◆ Task details
Extract the entries in their exact form.

** Start of Records shown **

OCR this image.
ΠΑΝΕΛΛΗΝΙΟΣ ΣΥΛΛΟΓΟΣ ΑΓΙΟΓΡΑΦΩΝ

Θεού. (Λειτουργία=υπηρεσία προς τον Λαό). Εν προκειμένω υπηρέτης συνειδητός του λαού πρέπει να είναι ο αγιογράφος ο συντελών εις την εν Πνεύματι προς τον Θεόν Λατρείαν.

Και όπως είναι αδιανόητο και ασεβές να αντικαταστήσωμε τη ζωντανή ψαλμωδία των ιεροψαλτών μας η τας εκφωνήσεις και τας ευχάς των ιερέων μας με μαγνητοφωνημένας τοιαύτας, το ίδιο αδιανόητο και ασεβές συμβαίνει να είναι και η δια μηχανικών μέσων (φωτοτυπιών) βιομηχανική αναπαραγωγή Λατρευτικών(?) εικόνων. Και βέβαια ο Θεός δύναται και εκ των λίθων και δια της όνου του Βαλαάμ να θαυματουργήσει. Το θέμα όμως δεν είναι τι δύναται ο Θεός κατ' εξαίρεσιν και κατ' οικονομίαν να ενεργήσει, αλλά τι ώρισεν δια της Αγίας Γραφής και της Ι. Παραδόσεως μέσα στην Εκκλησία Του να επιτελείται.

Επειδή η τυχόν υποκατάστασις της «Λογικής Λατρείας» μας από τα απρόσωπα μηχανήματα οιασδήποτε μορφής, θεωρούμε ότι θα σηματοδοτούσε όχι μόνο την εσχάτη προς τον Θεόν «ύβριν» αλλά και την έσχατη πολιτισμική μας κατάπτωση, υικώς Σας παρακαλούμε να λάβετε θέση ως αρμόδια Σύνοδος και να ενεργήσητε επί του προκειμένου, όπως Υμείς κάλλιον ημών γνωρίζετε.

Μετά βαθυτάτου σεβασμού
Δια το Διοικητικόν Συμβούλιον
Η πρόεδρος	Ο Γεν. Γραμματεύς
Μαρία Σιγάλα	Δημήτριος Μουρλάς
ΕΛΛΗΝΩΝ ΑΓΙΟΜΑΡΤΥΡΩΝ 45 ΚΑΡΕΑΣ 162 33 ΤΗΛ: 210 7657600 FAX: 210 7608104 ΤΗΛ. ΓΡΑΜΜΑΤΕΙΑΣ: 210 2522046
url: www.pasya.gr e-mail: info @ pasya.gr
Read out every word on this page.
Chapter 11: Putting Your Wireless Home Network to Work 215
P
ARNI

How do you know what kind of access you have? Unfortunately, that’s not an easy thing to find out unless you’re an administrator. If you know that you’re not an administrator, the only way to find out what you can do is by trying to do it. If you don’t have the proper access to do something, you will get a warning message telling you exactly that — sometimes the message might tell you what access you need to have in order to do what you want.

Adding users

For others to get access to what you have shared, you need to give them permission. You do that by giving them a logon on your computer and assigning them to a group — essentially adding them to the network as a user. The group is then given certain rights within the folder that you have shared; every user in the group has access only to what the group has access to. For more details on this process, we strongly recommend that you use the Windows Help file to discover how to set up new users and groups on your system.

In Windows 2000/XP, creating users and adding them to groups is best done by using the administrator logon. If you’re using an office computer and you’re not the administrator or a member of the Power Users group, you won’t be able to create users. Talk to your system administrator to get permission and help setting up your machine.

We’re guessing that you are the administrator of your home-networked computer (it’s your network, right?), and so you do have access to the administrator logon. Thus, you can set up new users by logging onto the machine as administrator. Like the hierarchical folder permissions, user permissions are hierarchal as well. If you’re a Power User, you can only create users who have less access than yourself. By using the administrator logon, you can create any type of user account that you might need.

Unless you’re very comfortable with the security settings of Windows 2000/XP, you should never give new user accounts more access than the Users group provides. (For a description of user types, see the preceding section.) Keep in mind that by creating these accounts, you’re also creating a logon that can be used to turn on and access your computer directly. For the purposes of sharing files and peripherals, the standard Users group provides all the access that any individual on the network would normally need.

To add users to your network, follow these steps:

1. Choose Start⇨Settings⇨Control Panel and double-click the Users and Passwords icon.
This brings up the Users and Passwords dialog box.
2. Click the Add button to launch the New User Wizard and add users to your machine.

** End of Records shown **

◆ Answer to the exercise
OCR this image.
ΠΑΝΕΛΛΗΝΙΟΣ ΣΥΛΛΟΓΟΣ ΑΓΙΟΓΡΑΦΩΝ

Θεού. (Λειτουργία=υπηρεσία προς τον Λαό). Εν προκειμένω υπηρέτης συνειδητός του λαού πρέπει να είναι ο αγιογράφος ο συντελών εις την εν Πνεύματι προς τον Θεόν Λατρείαν.

Και όπως είναι αδιανόητο και ασεβές να αντικαταστήσωμε τη ζωντανή ψαλμωδία των ιεροψαλτών μας η τας εκφωνήσεις και τας ευχάς των ιερέων μας με μαγνητοφωνημένας τοιαύτας, το ίδιο αδιανόητο και ασεβές συμβαίνει να είναι και η δια μηχανικών μέσων (φωτοτυπιών) βιομηχανική αναπαραγωγή Λατρευτικών(?) εικόνων. Και βέβαια ο Θεός δύναται και εκ των λίθων και δια της όνου του Βαλαάμ να θαυματουργήσει. Το θέμα όμως δεν είναι τι δύναται ο Θεός κατ' εξαίρεσιν και κατ' οικονομίαν να ενεργήσει, αλλά τι ώρισεν δια της Αγίας Γραφής και της Ι. Παραδόσεως μέσα στην Εκκλησία Του να επιτελείται.

Επειδή η τυχόν υποκατάστασις της «Λογικής Λατρείας» μας από τα απρόσωπα μηχανήματα οιασδήποτε μορφής, θεωρούμε ότι θα σηματοδοτούσε όχι μόνο την εσχάτη προς τον Θεόν «ύβριν» αλλά και την έσχατη πολιτισμική μας κατάπτωση, υικώς Σας παρακαλούμε να λάβετε θέση ως αρμόδια Σύνοδος και να ενεργήσητε επί του προκειμένου, όπως Υμείς κάλλιον ημών γνωρίζετε.

Μετά βαθυτάτου σεβασμού
Δια το Διοικητικόν Συμβούλιον
Η πρόεδρος	Ο Γεν. Γραμματεύς
Μαρία Σιγάλα	Δημήτριος Μουρλάς
ΕΛΛΗΝΩΝ ΑΓΙΟΜΑΡΤΥΡΩΝ 45 ΚΑΡΕΑΣ 162 33 ΤΗΛ: 210 7657600 FAX: 210 7608104 ΤΗΛ. ΓΡΑΜΜΑΤΕΙΑΣ: 210 2522046
url: www.pasya.gr e-mail: info @ pasya.gr
Read out every word on this page.
Chapter 11: Putting Your Wireless Home Network to Work 215
P
ARNI

How do you know what kind of access you have? Unfortunately, that’s not an easy thing to find out unless you’re an administrator. If you know that you’re not an administrator, the only way to find out what you can do is by trying to do it. If you don’t have the proper access to do something, you will get a warning message telling you exactly that — sometimes the message might tell you what access you need to have in order to do what you want.

Adding users

For others to get access to what you have shared, you need to give them permission. You do that by giving them a logon on your computer and assigning them to a group — essentially adding them to the network as a user. The group is then given certain rights within the folder that you have shared; every user in the group has access only to what the group has access to. For more details on this process, we strongly recommend that you use the Windows Help file to discover how to set up new users and groups on your system.

In Windows 2000/XP, creating users and adding them to groups is best done by using the administrator logon. If you’re using an office computer and you’re not the administrator or a member of the Power Users group, you won’t be able to create users. Talk to your system administrator to get permission and help setting up your machine.

We’re guessing that you are the administrator of your home-networked computer (it’s your network, right?), and so you do have access to the administrator logon. Thus, you can set up new users by logging onto the machine as administrator. Like the hierarchical folder permissions, user permissions are hierarchal as well. If you’re a Power User, you can only create users who have less access than yourself. By using the administrator logon, you can create any type of user account that you might need.

Unless you’re very comfortable with the security settings of Windows 2000/XP, you should never give new user accounts more access than the Users group provides. (For a description of user types, see the preceding section.) Keep in mind that by creating these accounts, you’re also creating a logon that can be used to turn on and access your computer directly. For the purposes of sharing files and peripherals, the standard Users group provides all the access that any individual on the network would normally need.

To add users to your network, follow these steps:

1. Choose Start⇨Settings⇨Control Panel and double-click the Users and Passwords icon.
This brings up the Users and Passwords dialog box.
2. Click the Add button to launch the New User Wizard and add users to your machine.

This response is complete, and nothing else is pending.